◆ **RECORD LIST**:

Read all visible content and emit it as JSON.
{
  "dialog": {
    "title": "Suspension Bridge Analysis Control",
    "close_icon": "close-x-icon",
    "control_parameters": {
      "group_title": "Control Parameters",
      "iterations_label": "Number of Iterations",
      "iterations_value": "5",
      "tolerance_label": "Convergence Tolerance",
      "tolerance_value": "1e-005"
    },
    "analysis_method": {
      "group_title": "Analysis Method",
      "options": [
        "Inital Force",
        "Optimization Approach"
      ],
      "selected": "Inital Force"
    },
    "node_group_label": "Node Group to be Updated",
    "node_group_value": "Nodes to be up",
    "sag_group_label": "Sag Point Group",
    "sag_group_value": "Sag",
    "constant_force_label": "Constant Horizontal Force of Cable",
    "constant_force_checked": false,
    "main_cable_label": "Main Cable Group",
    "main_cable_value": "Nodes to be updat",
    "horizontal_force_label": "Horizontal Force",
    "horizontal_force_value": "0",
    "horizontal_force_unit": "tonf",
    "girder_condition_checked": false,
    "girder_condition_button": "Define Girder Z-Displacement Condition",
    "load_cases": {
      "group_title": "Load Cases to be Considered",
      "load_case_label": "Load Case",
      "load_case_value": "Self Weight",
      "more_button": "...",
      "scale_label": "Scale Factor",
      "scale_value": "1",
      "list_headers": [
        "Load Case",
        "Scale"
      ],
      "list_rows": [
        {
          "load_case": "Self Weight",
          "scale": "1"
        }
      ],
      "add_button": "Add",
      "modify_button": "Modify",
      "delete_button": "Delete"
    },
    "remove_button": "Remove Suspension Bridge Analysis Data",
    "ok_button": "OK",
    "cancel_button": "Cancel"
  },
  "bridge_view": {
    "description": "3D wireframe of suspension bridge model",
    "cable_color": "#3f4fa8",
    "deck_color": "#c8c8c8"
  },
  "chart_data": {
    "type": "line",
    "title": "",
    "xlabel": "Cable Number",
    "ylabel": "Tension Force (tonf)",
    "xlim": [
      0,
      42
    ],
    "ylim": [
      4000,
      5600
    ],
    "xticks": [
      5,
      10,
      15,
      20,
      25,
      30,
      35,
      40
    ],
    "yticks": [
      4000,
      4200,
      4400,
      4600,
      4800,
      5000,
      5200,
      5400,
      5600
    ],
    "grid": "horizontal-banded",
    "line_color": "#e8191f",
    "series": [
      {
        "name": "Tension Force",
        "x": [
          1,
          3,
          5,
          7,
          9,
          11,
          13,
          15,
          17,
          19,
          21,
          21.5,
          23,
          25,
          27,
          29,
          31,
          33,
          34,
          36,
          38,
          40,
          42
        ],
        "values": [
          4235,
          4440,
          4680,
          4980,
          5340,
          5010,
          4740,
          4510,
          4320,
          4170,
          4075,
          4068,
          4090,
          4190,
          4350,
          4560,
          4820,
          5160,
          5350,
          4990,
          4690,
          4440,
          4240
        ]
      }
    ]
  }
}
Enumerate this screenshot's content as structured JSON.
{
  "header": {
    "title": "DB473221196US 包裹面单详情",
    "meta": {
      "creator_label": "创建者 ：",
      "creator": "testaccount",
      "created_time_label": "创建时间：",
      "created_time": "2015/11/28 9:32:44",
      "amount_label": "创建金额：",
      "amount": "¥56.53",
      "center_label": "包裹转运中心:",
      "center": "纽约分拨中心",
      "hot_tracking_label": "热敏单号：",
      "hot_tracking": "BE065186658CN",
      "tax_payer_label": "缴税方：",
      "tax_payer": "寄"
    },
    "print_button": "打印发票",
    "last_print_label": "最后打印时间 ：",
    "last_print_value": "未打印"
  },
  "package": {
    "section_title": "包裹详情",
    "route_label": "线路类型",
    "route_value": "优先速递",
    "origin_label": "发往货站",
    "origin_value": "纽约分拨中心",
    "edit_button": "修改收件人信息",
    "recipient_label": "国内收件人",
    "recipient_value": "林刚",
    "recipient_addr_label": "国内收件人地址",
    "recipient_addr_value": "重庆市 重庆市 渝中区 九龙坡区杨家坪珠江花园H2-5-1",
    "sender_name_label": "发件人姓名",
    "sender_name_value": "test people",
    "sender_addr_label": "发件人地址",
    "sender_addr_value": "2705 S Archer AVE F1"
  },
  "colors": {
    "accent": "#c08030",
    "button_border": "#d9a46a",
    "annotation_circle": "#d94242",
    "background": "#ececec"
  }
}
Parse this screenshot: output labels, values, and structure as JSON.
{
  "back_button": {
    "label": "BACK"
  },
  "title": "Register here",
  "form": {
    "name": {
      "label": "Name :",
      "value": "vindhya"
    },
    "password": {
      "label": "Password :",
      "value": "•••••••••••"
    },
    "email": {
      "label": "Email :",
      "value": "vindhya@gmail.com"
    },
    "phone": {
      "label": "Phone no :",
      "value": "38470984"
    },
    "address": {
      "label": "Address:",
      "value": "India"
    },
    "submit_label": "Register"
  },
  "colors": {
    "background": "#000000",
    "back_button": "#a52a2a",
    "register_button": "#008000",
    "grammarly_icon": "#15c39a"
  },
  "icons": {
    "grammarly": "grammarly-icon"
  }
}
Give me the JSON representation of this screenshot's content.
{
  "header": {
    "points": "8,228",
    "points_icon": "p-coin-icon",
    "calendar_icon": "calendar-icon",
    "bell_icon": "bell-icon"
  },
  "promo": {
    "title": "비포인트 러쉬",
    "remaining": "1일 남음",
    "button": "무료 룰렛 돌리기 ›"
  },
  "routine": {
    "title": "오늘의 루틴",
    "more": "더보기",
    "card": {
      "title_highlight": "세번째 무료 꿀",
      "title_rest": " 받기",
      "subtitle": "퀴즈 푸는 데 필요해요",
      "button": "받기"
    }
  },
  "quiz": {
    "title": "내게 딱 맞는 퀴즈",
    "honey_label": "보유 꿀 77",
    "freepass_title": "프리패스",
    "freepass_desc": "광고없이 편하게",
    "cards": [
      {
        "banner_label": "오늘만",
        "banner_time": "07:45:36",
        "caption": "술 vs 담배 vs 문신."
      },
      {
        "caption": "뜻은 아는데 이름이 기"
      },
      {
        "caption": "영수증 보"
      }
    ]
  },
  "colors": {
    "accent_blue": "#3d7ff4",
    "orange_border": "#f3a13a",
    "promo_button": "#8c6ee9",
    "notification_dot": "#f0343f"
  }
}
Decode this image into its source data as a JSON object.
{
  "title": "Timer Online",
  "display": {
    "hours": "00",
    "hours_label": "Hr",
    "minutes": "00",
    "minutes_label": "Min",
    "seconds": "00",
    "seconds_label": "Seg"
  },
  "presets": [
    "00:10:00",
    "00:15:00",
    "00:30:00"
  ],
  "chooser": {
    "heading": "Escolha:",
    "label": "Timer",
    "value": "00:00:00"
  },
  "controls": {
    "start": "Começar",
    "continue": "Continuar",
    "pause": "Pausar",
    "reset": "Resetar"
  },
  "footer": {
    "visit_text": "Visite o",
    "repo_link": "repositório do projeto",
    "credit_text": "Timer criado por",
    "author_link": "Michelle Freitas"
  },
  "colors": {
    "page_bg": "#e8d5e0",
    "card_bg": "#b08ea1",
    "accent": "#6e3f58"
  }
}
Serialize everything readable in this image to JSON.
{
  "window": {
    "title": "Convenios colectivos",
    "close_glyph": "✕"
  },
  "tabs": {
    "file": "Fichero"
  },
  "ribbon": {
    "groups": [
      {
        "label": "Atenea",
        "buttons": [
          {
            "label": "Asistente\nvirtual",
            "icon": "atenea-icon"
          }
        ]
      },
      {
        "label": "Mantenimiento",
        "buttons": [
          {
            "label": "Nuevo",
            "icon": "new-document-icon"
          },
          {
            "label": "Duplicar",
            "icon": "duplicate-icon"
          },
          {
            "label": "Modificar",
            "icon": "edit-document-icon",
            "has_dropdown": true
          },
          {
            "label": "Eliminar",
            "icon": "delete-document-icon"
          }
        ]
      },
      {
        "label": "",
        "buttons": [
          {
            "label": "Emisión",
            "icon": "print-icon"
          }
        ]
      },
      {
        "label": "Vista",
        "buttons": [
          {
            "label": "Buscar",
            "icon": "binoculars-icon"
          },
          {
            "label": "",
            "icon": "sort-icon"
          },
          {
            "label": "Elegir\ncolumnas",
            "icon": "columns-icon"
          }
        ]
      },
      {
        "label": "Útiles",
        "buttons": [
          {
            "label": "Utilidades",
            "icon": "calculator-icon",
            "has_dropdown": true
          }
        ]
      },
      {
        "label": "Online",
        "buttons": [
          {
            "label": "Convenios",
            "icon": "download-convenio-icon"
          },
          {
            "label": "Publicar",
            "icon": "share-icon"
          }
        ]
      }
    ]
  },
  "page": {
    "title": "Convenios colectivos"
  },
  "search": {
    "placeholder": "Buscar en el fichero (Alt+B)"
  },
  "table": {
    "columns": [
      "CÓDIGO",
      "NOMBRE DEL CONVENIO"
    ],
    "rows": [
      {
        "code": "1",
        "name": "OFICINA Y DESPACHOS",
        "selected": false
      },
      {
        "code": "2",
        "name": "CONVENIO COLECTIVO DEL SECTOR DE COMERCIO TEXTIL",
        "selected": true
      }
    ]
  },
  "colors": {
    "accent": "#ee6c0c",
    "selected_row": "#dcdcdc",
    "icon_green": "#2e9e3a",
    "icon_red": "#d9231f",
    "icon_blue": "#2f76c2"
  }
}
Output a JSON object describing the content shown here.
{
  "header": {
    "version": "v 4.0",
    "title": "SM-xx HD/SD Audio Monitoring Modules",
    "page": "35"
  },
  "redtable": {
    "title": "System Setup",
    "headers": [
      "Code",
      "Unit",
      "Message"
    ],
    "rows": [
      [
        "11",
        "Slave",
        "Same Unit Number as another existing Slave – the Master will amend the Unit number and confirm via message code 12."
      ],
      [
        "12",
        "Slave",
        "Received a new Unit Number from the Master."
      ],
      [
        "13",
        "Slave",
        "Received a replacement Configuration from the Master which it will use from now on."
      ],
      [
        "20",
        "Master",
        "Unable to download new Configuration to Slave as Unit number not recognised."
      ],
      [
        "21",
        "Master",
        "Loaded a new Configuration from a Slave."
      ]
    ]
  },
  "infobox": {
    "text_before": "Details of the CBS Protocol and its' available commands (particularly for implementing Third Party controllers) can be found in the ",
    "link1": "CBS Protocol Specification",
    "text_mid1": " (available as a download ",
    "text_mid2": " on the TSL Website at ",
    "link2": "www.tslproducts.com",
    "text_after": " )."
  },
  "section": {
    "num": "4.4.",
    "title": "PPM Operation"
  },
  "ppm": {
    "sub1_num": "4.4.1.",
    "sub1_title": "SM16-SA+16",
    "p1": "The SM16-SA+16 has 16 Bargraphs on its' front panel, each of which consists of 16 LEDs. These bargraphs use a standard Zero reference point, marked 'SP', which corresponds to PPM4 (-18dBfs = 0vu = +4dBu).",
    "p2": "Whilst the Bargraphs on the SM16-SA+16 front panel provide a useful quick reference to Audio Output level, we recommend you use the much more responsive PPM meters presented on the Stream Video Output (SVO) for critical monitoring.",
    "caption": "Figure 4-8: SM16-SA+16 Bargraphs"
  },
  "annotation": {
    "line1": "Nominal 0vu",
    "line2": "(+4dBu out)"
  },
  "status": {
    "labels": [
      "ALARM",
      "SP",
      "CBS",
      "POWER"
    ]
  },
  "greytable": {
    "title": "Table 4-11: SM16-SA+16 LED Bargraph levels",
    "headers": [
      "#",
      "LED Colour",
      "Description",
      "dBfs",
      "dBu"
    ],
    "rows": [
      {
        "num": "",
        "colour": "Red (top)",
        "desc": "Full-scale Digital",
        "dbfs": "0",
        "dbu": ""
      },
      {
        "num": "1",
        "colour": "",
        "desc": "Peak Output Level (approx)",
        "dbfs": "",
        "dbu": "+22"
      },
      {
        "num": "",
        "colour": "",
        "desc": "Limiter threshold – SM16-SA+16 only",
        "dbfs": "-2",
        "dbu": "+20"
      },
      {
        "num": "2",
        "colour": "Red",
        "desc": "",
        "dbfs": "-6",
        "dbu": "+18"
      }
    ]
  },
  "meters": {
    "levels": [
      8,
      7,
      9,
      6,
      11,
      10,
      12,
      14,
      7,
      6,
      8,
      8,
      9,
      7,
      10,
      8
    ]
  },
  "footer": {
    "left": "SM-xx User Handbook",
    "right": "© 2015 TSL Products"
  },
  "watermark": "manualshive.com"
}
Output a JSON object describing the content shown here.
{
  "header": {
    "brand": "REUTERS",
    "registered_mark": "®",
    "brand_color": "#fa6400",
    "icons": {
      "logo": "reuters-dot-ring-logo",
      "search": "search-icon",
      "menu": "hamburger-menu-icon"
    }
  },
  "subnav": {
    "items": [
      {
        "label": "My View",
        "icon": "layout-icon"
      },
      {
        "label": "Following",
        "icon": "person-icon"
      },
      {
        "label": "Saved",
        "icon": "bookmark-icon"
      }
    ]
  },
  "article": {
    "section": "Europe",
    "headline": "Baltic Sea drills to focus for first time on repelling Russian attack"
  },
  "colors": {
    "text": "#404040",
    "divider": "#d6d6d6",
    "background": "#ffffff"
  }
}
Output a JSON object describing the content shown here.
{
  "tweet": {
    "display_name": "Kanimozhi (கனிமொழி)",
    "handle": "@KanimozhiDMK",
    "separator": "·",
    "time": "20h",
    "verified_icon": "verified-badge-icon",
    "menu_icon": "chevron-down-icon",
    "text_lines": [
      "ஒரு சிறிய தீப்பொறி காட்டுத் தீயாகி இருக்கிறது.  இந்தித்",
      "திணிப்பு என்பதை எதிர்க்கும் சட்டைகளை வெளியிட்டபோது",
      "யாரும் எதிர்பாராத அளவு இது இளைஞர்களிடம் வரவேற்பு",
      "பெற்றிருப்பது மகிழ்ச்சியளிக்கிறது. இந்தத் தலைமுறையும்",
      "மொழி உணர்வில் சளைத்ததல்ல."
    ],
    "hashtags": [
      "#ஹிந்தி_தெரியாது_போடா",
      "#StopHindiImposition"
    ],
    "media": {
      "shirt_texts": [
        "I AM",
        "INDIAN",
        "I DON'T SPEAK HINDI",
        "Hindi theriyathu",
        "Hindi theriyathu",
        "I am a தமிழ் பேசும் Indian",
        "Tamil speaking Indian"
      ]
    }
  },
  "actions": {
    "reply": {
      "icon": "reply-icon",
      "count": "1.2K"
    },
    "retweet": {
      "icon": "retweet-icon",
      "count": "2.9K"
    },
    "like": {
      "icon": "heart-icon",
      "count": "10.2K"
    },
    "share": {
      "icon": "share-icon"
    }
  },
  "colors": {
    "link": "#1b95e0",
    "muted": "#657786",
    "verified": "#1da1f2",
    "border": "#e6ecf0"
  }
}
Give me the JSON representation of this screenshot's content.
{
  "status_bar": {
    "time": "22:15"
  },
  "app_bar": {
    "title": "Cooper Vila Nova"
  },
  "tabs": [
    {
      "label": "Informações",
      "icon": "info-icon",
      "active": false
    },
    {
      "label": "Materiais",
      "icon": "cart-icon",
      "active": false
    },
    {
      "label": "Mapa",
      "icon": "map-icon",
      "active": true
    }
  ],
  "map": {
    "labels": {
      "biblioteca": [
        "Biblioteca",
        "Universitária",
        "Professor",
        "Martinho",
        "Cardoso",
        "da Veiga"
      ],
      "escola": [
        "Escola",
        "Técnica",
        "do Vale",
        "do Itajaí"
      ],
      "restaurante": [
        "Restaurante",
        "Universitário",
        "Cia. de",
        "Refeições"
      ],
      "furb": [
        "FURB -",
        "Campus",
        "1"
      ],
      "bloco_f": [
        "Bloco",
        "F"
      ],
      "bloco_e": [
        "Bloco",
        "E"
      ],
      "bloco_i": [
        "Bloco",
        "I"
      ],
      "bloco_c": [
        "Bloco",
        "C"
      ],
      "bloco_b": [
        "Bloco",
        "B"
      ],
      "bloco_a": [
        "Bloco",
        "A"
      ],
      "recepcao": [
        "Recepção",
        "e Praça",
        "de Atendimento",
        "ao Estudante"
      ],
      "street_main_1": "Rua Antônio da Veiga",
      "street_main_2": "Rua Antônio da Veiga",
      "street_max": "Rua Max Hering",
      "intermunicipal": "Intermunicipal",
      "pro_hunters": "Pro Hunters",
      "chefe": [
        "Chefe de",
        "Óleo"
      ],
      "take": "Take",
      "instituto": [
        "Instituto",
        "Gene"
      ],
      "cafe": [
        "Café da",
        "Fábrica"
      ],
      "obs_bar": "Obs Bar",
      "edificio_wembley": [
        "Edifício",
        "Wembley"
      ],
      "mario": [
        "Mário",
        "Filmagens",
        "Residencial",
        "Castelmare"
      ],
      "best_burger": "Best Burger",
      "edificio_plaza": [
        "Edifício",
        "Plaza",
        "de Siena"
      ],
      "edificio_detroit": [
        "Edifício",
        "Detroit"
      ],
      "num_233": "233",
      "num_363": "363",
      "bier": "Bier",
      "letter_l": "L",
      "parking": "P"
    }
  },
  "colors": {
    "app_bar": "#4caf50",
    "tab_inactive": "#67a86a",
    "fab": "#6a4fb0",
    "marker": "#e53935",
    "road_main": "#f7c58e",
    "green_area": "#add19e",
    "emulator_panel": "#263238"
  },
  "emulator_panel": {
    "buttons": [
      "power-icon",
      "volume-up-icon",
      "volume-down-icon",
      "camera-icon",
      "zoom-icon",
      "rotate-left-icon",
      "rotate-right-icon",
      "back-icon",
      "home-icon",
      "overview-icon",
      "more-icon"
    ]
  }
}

◆ **GIVEN TASK**: Gather up the lines that contain the word "tonf".

◆ **RESULT OF THIS EXERCISE**:
    "horizontal_force_unit": "tonf",
    "ylabel": "Tension Force (tonf)",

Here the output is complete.